• [Your instructions] What is needed is the full listing written out exactly, minus the pictures.

..............................

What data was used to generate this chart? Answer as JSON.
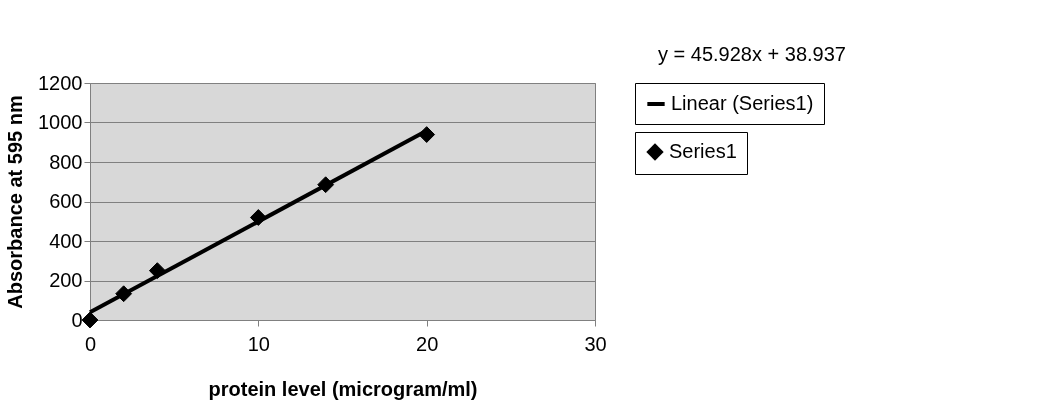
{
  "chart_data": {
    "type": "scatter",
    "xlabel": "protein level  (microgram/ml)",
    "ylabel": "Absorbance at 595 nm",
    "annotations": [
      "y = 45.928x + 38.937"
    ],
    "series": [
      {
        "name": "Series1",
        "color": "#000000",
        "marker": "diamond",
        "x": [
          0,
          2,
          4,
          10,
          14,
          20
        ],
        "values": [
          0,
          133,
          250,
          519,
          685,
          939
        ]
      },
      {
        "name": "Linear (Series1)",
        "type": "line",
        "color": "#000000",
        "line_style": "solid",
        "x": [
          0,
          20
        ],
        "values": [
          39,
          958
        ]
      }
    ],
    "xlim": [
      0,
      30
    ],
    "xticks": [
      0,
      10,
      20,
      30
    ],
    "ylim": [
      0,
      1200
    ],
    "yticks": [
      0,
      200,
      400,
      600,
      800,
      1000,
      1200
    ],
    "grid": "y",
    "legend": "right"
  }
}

..............................

• [Result for this exercise]
What data was used to generate this chart? Answer as JSON.
{
  "chart_data": {
    "type": "scatter",
    "xlabel": "protein level  (microgram/ml)",
    "ylabel": "Absorbance at 595 nm",
    "annotations": [
      "y = 45.928x + 38.937"
    ],
    "series": [
      {
        "name": "Series1",
        "color": "#000000",
        "marker": "diamond",
        "x": [
          0,
          2,
          4,
          10,
          14,
          20
        ],
        "values": [
          0,
          133,
          250,
          519,
          685,
          939
        ]
      },
      {
        "name": "Linear (Series1)",
        "type": "line",
        "color": "#000000",
        "line_style": "solid",
        "x": [
          0,
          20
        ],
        "values": [
          39,
          958
        ]
      }
    ],
    "xlim": [
      0,
      30
    ],
    "xticks": [
      0,
      10,
      20,
      30
    ],
    "ylim": [
      0,
      1200
    ],
    "yticks": [
      0,
      200,
      400,
      600,
      800,
      1000,
      1200
    ],
    "grid": "y",
    "legend": "right"
  }
}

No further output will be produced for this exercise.